Francisco Romero (1700–1763) was a significant Spanish matador. He reputedly introduced the famous red cape (muleta) into bullfighting in around 1726.

He was the founding father of a bullfighting dynasty, fundamental for bullfighting history. He was apparently the inventor of several characteristics that started to be used in a key period for bullfighting when the modern on foot system was defined, as the use of the muleta (cape) and estoque (sword) to kill the bull face to face. He was the father of Juan Romero, also a bullfighter, and grandfather of Pedro Romero.

During the first years of the 18th century, at Ronda, Francisco Romero, at the end of a bullfight, asked for permission to kill the bull by himself. Up to this moment, only nobles mounted on horses fought bulls. That afternoon, after provoking the bull a couple of times with a linen, Francisco Romero killed the bull with his sword. He soon repeated this process at other bullrings and became an authentic professional, giving birth to the modern style of on foot bullfighting. The use of linens (white ones and hanging from a stick) could have been done before Romero's feat. Those linens evolved step by step towards the modern muleta or red cape and capote or purple and yellow cape, but it is very plausible that was Romero the one that popularized his use as the bullfight essential prop.

• Provided data:
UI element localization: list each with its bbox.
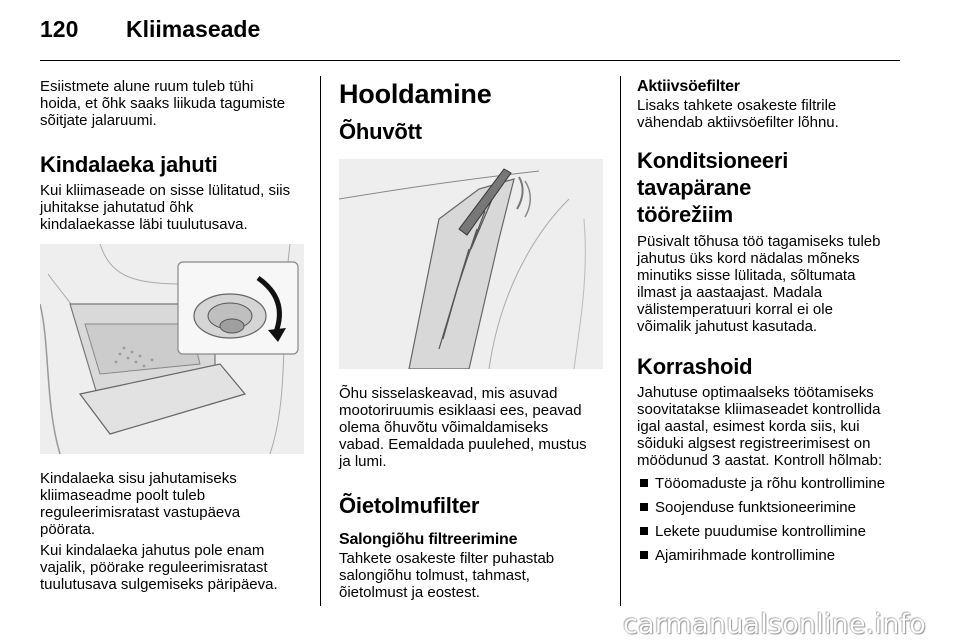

• Task statement: Can you transcribe everything from "Francisco Romero (1700–1763)" down to "of Pedro Romero." in the passage on Francisco Romero? The listing comes from an unrelated source.

• Result below:
Francisco Romero (1700–1763) was a significant Spanish matador. He reputedly introduced the famous red cape (muleta) into bullfighting in around 1726.

He was the founding father of a bullfighting dynasty, fundamental for bullfighting history. He was apparently the inventor of several characteristics that started to be used in a key period for bullfighting when the modern on foot system was defined, as the use of the muleta (cape) and estoque (sword) to kill the bull face to face. He was the father of Juan Romero, also a bullfighter, and grandfather of Pedro Romero.